=== Passage to read ===

How to run with multi-GPU?

ssean819 commented 3 years ago

Hi, I want to try to run multi-GPU. But when I set GPU number bigger than 1. It output

Warning: THIS FUNCTION IS DEPRECATED. It will be removed after 2020-04-01. Instructions for updating: Use tf.distribute.MirroredStrategy instead.

And training would stop in the epoch 1.

It seems we need to use MirroredStrategy for multi GPU now. https://www.tensorflow.org/api_docs/python/tf/distribute/MirroredStrategy

Will the next version update with MirroredStrategy? I am finding a way to modify code with the use of MirroredStrategy instead.

Best regard.

muellerdo commented 3 years ago

Hey @ssean819,

you are absolutely right. Thank you for spotting this deprecated functionality.

I will replace the Keras multi_gpu model with the Tensorflow MirroredStrategy and release it in the next update when its tested & ready.

Cheers, Dominik

Tasks

[x] Replaced Keras multi_gpu with Tensorflow MirroredStrategy
[x] Implemented unittesting for multi-GPU
[x] Tested new feature
[x] Changed parameter of Neural_Network class from to multi_gpu (boolean)
[x] Updated wiki and old example code
[x] Merged dev branch into Master
[x] Release new PyPI version

Related Commits: 1eb0a95d345a15f409e5ea764709893deb6a627c, a36716c8cc287b6e387101fbe7aed7e08c831216, f70d2b5c8368a0f52181495cea100243ea6a1cf2

Notes

You can now use MirroredStrategy in MIScnn if you run something like this:

# Multi GPU utilization
nn = Neural_Network(preprocessor=pp, multi_gpu=True)
nn.train(self.sample_list2D, epochs=3)

ssean819 commented 3 years ago

Hi, Thank you a lot for update multi-GPU function. But when I try to install miscnn1.1.0. It seems missing some files. The problem is below.

Collecting miscnn
  Using cached miscnn-1.1.0.tar.gz (55 kB)

=== Supplied data ===

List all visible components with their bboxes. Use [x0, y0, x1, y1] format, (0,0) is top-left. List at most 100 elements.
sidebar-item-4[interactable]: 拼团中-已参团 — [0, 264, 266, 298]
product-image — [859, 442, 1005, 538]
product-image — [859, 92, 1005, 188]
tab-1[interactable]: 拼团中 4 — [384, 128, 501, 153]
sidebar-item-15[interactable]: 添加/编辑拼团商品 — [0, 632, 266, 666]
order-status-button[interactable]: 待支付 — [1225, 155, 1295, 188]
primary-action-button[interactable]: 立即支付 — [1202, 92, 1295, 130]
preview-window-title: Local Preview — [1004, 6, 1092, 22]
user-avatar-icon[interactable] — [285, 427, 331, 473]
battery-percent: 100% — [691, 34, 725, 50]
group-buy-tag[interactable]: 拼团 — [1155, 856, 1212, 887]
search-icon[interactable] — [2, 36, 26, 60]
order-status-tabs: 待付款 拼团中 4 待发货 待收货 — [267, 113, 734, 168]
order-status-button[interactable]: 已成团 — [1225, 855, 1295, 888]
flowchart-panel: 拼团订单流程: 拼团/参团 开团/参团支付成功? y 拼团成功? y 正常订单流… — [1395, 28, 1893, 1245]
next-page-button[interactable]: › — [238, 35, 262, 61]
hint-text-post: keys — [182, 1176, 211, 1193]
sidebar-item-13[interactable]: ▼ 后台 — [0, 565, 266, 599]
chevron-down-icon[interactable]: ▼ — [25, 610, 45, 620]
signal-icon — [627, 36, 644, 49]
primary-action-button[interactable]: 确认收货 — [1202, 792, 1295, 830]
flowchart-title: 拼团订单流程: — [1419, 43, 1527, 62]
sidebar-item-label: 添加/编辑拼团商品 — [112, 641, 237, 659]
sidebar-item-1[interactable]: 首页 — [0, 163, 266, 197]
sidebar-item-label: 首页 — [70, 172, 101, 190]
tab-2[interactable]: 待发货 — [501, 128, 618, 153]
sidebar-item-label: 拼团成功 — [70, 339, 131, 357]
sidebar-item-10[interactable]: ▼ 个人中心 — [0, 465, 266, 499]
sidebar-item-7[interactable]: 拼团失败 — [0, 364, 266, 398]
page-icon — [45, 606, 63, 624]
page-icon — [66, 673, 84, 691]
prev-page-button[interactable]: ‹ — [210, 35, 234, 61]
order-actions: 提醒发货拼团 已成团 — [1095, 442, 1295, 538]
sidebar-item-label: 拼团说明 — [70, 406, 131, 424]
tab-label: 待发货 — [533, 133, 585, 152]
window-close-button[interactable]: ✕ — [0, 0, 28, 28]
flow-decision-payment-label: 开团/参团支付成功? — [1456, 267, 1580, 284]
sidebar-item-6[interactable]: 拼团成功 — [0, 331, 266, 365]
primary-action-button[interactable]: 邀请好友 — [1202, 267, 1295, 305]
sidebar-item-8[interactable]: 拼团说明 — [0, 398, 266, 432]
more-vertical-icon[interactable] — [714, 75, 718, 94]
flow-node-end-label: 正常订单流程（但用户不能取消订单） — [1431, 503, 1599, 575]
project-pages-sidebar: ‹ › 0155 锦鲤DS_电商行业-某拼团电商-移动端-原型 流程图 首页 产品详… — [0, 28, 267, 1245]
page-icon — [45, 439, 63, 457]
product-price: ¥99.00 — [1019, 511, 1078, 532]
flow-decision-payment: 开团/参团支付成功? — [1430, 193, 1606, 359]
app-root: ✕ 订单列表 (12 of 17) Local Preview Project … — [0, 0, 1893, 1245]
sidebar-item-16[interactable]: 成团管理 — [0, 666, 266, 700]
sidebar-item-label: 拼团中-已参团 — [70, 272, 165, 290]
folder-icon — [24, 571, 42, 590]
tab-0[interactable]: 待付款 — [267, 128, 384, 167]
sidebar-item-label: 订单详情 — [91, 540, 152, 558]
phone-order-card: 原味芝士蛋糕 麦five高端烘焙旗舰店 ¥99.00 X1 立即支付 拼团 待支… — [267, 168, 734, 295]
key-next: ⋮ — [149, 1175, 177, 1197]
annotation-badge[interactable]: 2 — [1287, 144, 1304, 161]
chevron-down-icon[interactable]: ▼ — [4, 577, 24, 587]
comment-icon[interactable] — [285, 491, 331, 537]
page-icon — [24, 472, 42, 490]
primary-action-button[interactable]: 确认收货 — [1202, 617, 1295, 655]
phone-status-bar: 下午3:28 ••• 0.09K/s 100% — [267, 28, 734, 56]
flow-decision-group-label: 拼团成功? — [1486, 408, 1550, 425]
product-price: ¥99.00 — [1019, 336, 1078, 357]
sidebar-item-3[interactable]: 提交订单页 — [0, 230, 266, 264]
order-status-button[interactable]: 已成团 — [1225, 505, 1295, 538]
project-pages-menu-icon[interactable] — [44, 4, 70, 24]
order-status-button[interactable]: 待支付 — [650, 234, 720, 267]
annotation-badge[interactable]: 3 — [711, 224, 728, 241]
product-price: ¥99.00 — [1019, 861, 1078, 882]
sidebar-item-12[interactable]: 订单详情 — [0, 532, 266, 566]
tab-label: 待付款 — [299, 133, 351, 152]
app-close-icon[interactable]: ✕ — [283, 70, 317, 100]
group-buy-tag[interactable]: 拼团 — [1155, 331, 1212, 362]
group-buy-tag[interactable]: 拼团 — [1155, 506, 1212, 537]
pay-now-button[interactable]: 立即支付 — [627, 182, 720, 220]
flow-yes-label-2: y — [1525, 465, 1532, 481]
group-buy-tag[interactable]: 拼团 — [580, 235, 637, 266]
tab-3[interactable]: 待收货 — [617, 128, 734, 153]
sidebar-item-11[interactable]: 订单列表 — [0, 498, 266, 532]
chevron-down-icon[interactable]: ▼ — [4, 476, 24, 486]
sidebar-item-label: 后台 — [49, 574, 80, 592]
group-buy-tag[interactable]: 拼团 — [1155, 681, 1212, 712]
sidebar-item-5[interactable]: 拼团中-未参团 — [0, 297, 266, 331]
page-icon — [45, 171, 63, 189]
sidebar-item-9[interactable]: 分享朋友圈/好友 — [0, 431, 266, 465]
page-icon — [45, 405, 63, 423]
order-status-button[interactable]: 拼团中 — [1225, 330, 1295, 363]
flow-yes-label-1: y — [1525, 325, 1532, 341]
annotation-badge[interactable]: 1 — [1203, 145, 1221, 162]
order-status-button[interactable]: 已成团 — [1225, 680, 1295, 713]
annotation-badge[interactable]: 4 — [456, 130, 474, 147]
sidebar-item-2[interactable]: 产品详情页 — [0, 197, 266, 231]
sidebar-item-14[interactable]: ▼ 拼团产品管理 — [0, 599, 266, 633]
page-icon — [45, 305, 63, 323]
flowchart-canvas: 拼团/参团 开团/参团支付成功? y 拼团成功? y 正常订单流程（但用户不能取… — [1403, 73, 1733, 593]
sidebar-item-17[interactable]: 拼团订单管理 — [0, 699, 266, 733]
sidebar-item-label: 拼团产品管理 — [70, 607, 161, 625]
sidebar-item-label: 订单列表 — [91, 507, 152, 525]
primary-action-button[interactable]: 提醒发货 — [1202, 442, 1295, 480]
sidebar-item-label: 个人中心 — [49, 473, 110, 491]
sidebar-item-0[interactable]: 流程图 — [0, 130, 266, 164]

===

■ Aim 1 ■
Answer these questions using the multi-GPU thread:
(a) After what date will the deprecated function be removed?
(b) What did muellerdo say would replace the Keras multi_gpu model?
(c) Which version of miscnn did ssean819 try to install?
■ Aim 2 ■
Rewrite the multi-GPU thread starting at "[x] Updated wiki" and ending at "nn.train(self.sample_list2D, epochs=3)", replacing "Neural_Network" with "NeuralNetwork".
■ Aim 3 ■
Extend the multi-GPU thread from the point where it stops.

■ Exercise result 1 ■
(a) 2020-04-01
(b) The Tensorflow MirroredStrategy
(c) miscnn 1.1.0

■ Exercise result 2 ■
[x] Updated wiki and old example code
[x] Merged dev branch into Master
[x] Release new PyPI version

Related Commits: 1eb0a95d345a15f409e5ea764709893deb6a627c, a36716c8cc287b6e387101fbe7aed7e08c831216, f70d2b5c8368a0f52181495cea100243ea6a1cf2

Notes

You can now use MirroredStrategy in MIScnn if you run something like this:

# Multi GPU utilization
nn = NeuralNetwork(preprocessor=pp, multi_gpu=True)
nn.train(self.sample_list2D, epochs=3)

■ Exercise result 3 ■
    ERROR: Command errored out with exit status 1:
     command: 'C:\Users\sean\anaconda3\envs\py3.8\python.exe' -c 'import sys, setuptools, tokenize; sys.argv[0] = '"'"'C:\\Users\\sean\\AppData\\Local\\Temp\\pip-install-5fjrmc1o\\miscnn\\setup.py'"'"'; __file__='"'"'C:\\Users\\sean\\AppData\\Local\\Temp\\pip-install-5fjrmc1o\\miscnn\\setup.py'"'"';f=getattr(tokenize, '"'"'open'"'"', open)(__file__);code=f.read().replace('"'"'\r\n'"'"', '"'"'\n'"'"');f.close();exec(compile(code, __file__, '"'"'exec'"'"'))' egg_info --egg-base 'C:\Users\sean\AppData\Local\Temp\pip-pip-egg-info-37htbhms'
         cwd: C:\Users\sean\AppData\Local\Temp\pip-install-5fjrmc1o\miscnn\
    Complete output (5 lines):
    Traceback (most recent call last):
      File "<string>", line 1, in <module>
      File "C:\Users\sean\AppData\Local\Temp\pip-install-5fjrmc1o\miscnn\setup.py", line 5, in <module>
        with open("docs/README.PyPI.md", "r") as fh:
    FileNotFoundError: [Errno 2] No such file or directory: 'docs/README.PyPI.md'
    ----------------------------------------
ERROR: Command errored out with exit status 1: python setup.py egg_info Check the logs for full command output.

I think the problem is gz is not converted to whl.

ssean819 commented 3 years ago

Hi @muellerdo I think maybe someone would have NCCL problem when using multi-GPU. error info is like below error: No OpKernel was registered to support Op 'NcclAllReduce'

Because tf.distribute.MirroredStrategy()uses NCCL in default. We can change to tf.distribute.mirrorstrategy(cross_device_ops=tf.distribute.HierarchicalCopyAllReduce()) This solves no NCCL problem.

muellerdo commented 3 years ago

Hey @ssean819,

But when I try to install miscnn1.1.0. It seems missing some files.

You are right. The wheel was missing on PyPI for some reasons :O I uploaded it again and it should work now.

I think maybe someone would have NCCL problem when using multi-GPU. error info is like below

Thanks for the feedback! Will be changed to HierarchicalCopyAllReduce in the next version.

Cheers, Dominik

Tasks

[x] Change NCCL to HierarchicalCopyAllReduce for Mirrored Strategy
[x] Tested locally and on TravisCI node
[x] Merged branch into Master
[x] Release new PyPI version

Related Commits: 68eb07dd80fd5bb2f98dc8a2d07134dbe8dc3be6

ssean819 commented 3 years ago

Hi @muellerdo

Now I test with multi-GPU occur this problem.

F .\tensorflow/core/kernels/conv_2d_gpu.h:1021] Non-OK-status: GpuLaunchKernel( SwapDimension1And2InTensor3UsingTiles<T, kNumThreads, kTileSize, kTileSize, conjugate>, total_tiles_count, kNumThreads, 0, d.stream(), input, input_dims, output) status: Internal: invalid configuration argument

It seems is tensorflow's problem, I am not sure. Do you know how to fix this? I am trying to find a solution.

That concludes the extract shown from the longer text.